WRITTEN PROBLEM >> Count lines holding the string "this" in the data that follows. Reply with one number only.

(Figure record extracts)
━━━━━━━━

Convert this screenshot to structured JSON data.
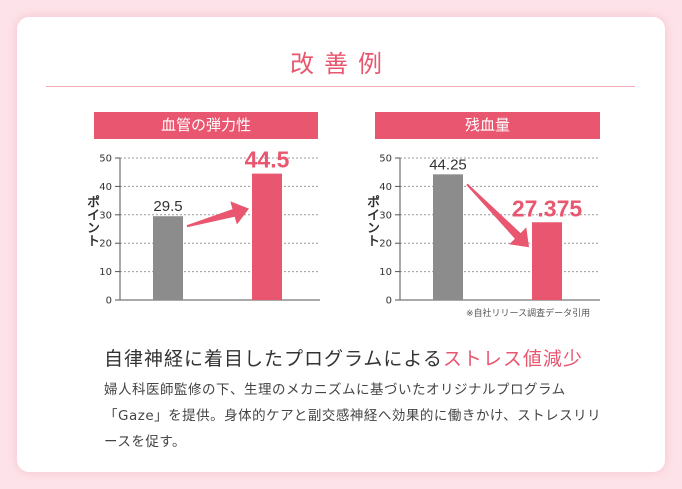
{
  "page": {
    "title": "改善例",
    "headline_plain": "自律神経に着目したプログラムによる",
    "headline_accent": "ストレス値減少",
    "body": "婦人科医師監修の下、生理のメカニズムに基づいたオリジナルプログラム「Gaze」を提供。身体的ケアと副交感神経へ効果的に働きかけ、ストレスリリースを促す。",
    "source_note": "※自社リリース調査データ引用",
    "colors": {
      "accent": "#e8566f",
      "gray_bar": "#8c8c8c",
      "background": "#fde3e9"
    }
  },
  "chart_data": [
    {
      "type": "bar",
      "title": "血管の弾力性",
      "ylabel": "ポイント",
      "ylim": [
        0,
        50
      ],
      "yticks": [
        0,
        10,
        20,
        30,
        40,
        50
      ],
      "categories": [
        "",
        ""
      ],
      "values": [
        29.5,
        44.5
      ],
      "value_labels": [
        "29.5",
        "44.5"
      ],
      "bar_colors": [
        "#8c8c8c",
        "#e8566f"
      ],
      "trend": "up"
    },
    {
      "type": "bar",
      "title": "残血量",
      "ylabel": "ポイント",
      "ylim": [
        0,
        50
      ],
      "yticks": [
        0,
        10,
        20,
        30,
        40,
        50
      ],
      "categories": [
        "",
        ""
      ],
      "values": [
        44.25,
        27.375
      ],
      "value_labels": [
        "44.25",
        "27.375"
      ],
      "bar_colors": [
        "#8c8c8c",
        "#e8566f"
      ],
      "trend": "down"
    }
  ]
}
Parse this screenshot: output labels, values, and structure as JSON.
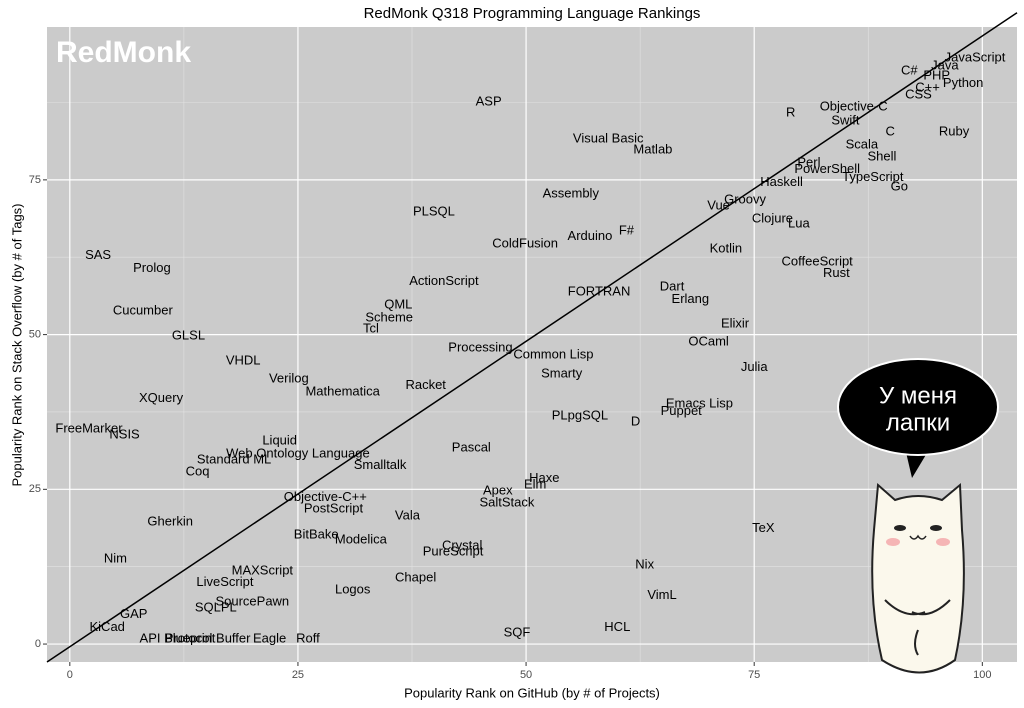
{
  "chart_data": {
    "type": "scatter",
    "title": "RedMonk Q318 Programming Language Rankings",
    "logo": "RedMonk",
    "xlabel": "Popularity Rank on GitHub (by # of Projects)",
    "ylabel": "Popularity Rank on Stack Overflow (by # of Tags)",
    "sticker_text": [
      "У меня",
      "лапки"
    ],
    "xlim": [
      -2.5,
      103.8
    ],
    "ylim": [
      -2.9,
      99.7
    ],
    "xticks": [
      0,
      25,
      50,
      75,
      100
    ],
    "yticks": [
      0,
      25,
      50,
      75
    ],
    "xminor": [
      12.5,
      37.5,
      62.5,
      87.5
    ],
    "yminor": [
      12.5,
      37.5,
      62.5,
      87.5
    ],
    "grid": true,
    "fit_line": {
      "x": [
        -2.5,
        103.8
      ],
      "y": [
        -2.9,
        102.0
      ]
    },
    "labels": [
      "JavaScript",
      "Java",
      "C#",
      "PHP",
      "C++",
      "Python",
      "CSS",
      "R",
      "Objective-C",
      "Swift",
      "Ruby",
      "C",
      "Scala",
      "Shell",
      "Perl",
      "PowerShell",
      "TypeScript",
      "Haskell",
      "Go",
      "ASP",
      "Visual Basic",
      "Matlab",
      "Assembly",
      "Groovy",
      "Vue",
      "PLSQL",
      "Clojure",
      "Lua",
      "F#",
      "Arduino",
      "ColdFusion",
      "Kotlin",
      "SAS",
      "Prolog",
      "CoffeeScript",
      "Rust",
      "ActionScript",
      "Dart",
      "FORTRAN",
      "Erlang",
      "QML",
      "Cucumber",
      "Scheme",
      "Elixir",
      "Tcl",
      "GLSL",
      "OCaml",
      "Processing",
      "Common Lisp",
      "VHDL",
      "Julia",
      "Smarty",
      "Verilog",
      "Racket",
      "Mathematica",
      "XQuery",
      "Emacs Lisp",
      "Puppet",
      "PLpgSQL",
      "D",
      "FreeMarker",
      "NSIS",
      "Liquid",
      "Pascal",
      "Web Ontology Language",
      "Standard ML",
      "Smalltalk",
      "Coq",
      "Haxe",
      "Elm",
      "Apex",
      "Objective-C++",
      "SaltStack",
      "PostScript",
      "Vala",
      "Gherkin",
      "TeX",
      "BitBake",
      "Modelica",
      "Crystal",
      "PureScript",
      "Nim",
      "Nix",
      "MAXScript",
      "Chapel",
      "LiveScript",
      "Logos",
      "VimL",
      "SourcePawn",
      "SQLPL",
      "GAP",
      "HCL",
      "KiCad",
      "SQF",
      "API Blueprint",
      "Protocol Buffer",
      "Eagle",
      "Roff"
    ],
    "x": [
      99.2,
      95.9,
      92.0,
      95.0,
      94.0,
      97.9,
      93.0,
      79.0,
      85.9,
      85.0,
      96.9,
      89.9,
      86.8,
      89.0,
      81.0,
      83.0,
      88.0,
      78.0,
      90.9,
      45.9,
      59.0,
      63.9,
      54.9,
      74.0,
      71.1,
      39.9,
      77.0,
      79.9,
      61.0,
      57.0,
      49.9,
      71.9,
      3.1,
      9.0,
      81.9,
      84.0,
      41.0,
      66.0,
      58.0,
      68.0,
      36.0,
      8.0,
      35.0,
      72.9,
      33.0,
      13.0,
      70.0,
      45.0,
      53.0,
      19.0,
      75.0,
      53.9,
      24.0,
      39.0,
      29.9,
      10.0,
      69.0,
      67.0,
      55.9,
      62.0,
      2.1,
      6.0,
      23.0,
      44.0,
      25.0,
      18.0,
      34.0,
      14.0,
      52.0,
      51.0,
      46.9,
      28.0,
      47.9,
      28.9,
      37.0,
      11.0,
      76.0,
      27.0,
      31.9,
      43.0,
      42.0,
      5.0,
      63.0,
      21.1,
      37.9,
      17.0,
      31.0,
      64.9,
      20.0,
      16.0,
      7.0,
      60.0,
      4.1,
      49.0,
      11.8,
      15.1,
      21.9,
      26.1
    ],
    "y": [
      94.7,
      93.4,
      92.6,
      91.8,
      89.8,
      90.6,
      88.7,
      85.8,
      86.8,
      84.5,
      82.7,
      82.7,
      80.6,
      78.7,
      77.7,
      76.7,
      75.4,
      74.6,
      73.8,
      87.6,
      81.6,
      79.8,
      72.7,
      71.7,
      70.8,
      69.8,
      68.7,
      67.9,
      66.7,
      65.8,
      64.6,
      63.8,
      62.8,
      60.7,
      61.7,
      59.9,
      58.6,
      57.7,
      56.9,
      55.7,
      54.8,
      53.8,
      52.7,
      51.7,
      50.9,
      49.8,
      48.8,
      47.8,
      46.7,
      45.7,
      44.7,
      43.6,
      42.8,
      41.8,
      40.7,
      39.7,
      38.8,
      37.6,
      36.8,
      35.9,
      34.7,
      33.8,
      32.8,
      31.7,
      30.7,
      29.7,
      28.8,
      27.8,
      26.7,
      25.7,
      24.7,
      23.7,
      22.8,
      21.8,
      20.7,
      19.7,
      18.7,
      17.6,
      16.8,
      15.8,
      14.9,
      13.7,
      12.8,
      11.8,
      10.7,
      9.9,
      8.7,
      7.8,
      6.8,
      5.8,
      4.8,
      2.7,
      2.7,
      1.8,
      0.8,
      0.8,
      0.8,
      0.8
    ]
  }
}
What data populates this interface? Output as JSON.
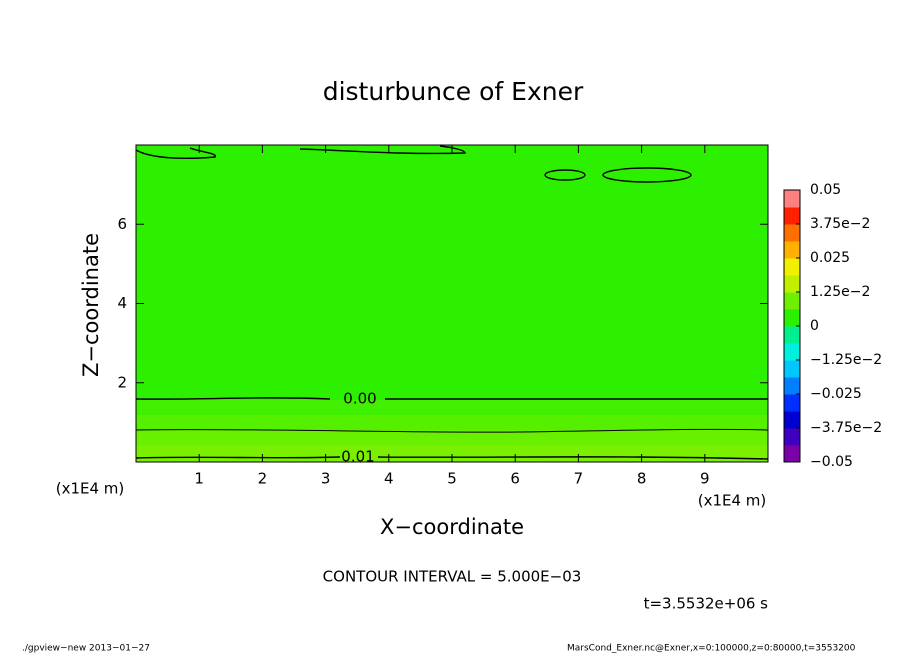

━━━━━━━━

ANSWER TO THE EXERCISE >> 3